Dataset items:
* * * * *

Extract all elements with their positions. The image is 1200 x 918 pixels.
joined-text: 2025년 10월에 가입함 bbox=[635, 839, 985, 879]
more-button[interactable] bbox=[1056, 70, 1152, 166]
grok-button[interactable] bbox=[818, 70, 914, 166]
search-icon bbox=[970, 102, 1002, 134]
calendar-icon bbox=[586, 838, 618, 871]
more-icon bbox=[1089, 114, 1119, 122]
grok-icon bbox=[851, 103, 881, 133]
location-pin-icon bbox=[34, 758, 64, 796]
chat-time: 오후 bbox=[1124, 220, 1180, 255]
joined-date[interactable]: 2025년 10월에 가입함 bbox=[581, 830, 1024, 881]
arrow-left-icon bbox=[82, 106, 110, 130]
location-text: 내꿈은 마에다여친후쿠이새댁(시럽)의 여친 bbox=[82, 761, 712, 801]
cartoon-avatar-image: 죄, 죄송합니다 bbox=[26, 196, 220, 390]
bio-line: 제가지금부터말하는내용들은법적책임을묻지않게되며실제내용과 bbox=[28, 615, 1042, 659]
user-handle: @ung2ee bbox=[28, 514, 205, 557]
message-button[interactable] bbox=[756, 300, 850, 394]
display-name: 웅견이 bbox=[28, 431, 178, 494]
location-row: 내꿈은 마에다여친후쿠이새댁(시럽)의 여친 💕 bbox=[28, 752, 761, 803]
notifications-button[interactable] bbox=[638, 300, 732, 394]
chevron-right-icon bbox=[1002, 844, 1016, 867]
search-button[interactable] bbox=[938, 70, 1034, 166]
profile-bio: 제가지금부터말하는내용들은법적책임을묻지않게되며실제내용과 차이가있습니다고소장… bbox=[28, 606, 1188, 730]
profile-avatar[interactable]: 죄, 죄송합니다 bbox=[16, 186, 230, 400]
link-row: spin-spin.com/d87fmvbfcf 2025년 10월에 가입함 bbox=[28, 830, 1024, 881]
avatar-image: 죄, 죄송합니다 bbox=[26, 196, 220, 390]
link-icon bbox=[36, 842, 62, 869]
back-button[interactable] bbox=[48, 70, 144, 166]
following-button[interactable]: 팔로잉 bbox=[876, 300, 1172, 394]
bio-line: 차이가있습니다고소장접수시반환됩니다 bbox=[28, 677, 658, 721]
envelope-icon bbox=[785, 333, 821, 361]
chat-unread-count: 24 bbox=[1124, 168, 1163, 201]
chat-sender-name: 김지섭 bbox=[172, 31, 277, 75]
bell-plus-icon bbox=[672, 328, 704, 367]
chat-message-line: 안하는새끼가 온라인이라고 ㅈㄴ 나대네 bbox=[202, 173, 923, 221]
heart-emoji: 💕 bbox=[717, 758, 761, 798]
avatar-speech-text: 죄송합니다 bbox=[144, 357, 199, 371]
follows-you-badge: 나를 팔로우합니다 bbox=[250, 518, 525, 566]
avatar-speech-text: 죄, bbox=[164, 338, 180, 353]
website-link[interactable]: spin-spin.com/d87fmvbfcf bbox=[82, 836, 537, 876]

* * * * *

### EXERCISE OBJECTIVE
Render every line of the dataset items above as a JSON array of strings, one string per line, leaving out any blank lines.

### OUTPUT OF THE EXERCISE
[
  "Extract all elements with their positions. The image is 1200 x 918 pixels.",
  "joined-text: 2025년 10월에 가입함 bbox=[635, 839, 985, 879]",
  "more-button[interactable] bbox=[1056, 70, 1152, 166]",
  "grok-button[interactable] bbox=[818, 70, 914, 166]",
  "search-icon bbox=[970, 102, 1002, 134]",
  "calendar-icon bbox=[586, 838, 618, 871]",
  "more-icon bbox=[1089, 114, 1119, 122]",
  "grok-icon bbox=[851, 103, 881, 133]",
  "location-pin-icon bbox=[34, 758, 64, 796]",
  "chat-time: 오후 bbox=[1124, 220, 1180, 255]",
  "joined-date[interactable]: 2025년 10월에 가입함 bbox=[581, 830, 1024, 881]",
  "arrow-left-icon bbox=[82, 106, 110, 130]",
  "location-text: 내꿈은 마에다여친후쿠이새댁(시럽)의 여친 bbox=[82, 761, 712, 801]",
  "cartoon-avatar-image: 죄, 죄송합니다 bbox=[26, 196, 220, 390]",
  "bio-line: 제가지금부터말하는내용들은법적책임을묻지않게되며실제내용과 bbox=[28, 615, 1042, 659]",
  "user-handle: @ung2ee bbox=[28, 514, 205, 557]",
  "message-button[interactable] bbox=[756, 300, 850, 394]",
  "display-name: 웅견이 bbox=[28, 431, 178, 494]",
  "location-row: 내꿈은 마에다여친후쿠이새댁(시럽)의 여친 💕 bbox=[28, 752, 761, 803]",
  "notifications-button[interactable] bbox=[638, 300, 732, 394]",
  "chevron-right-icon bbox=[1002, 844, 1016, 867]",
  "search-button[interactable] bbox=[938, 70, 1034, 166]",
  "profile-bio: 제가지금부터말하는내용들은법적책임을묻지않게되며실제내용과 차이가있습니다고소장… bbox=[28, 606, 1188, 730]",
  "profile-avatar[interactable]: 죄, 죄송합니다 bbox=[16, 186, 230, 400]",
  "link-row: spin-spin.com/d87fmvbfcf 2025년 10월에 가입함 bbox=[28, 830, 1024, 881]",
  "avatar-image: 죄, 죄송합니다 bbox=[26, 196, 220, 390]",
  "link-icon bbox=[36, 842, 62, 869]",
  "back-button[interactable] bbox=[48, 70, 144, 166]",
  "following-button[interactable]: 팔로잉 bbox=[876, 300, 1172, 394]",
  "bio-line: 차이가있습니다고소장접수시반환됩니다 bbox=[28, 677, 658, 721]",
  "envelope-icon bbox=[785, 333, 821, 361]",
  "chat-unread-count: 24 bbox=[1124, 168, 1163, 201]",
  "chat-sender-name: 김지섭 bbox=[172, 31, 277, 75]",
  "bell-plus-icon bbox=[672, 328, 704, 367]",
  "chat-message-line: 안하는새끼가 온라인이라고 ㅈㄴ 나대네 bbox=[202, 173, 923, 221]",
  "heart-emoji: 💕 bbox=[717, 758, 761, 798]",
  "avatar-speech-text: 죄송합니다 bbox=[144, 357, 199, 371]",
  "follows-you-badge: 나를 팔로우합니다 bbox=[250, 518, 525, 566]",
  "avatar-speech-text: 죄, bbox=[164, 338, 180, 353]",
  "website-link[interactable]: spin-spin.com/d87fmvbfcf bbox=[82, 836, 537, 876]"
]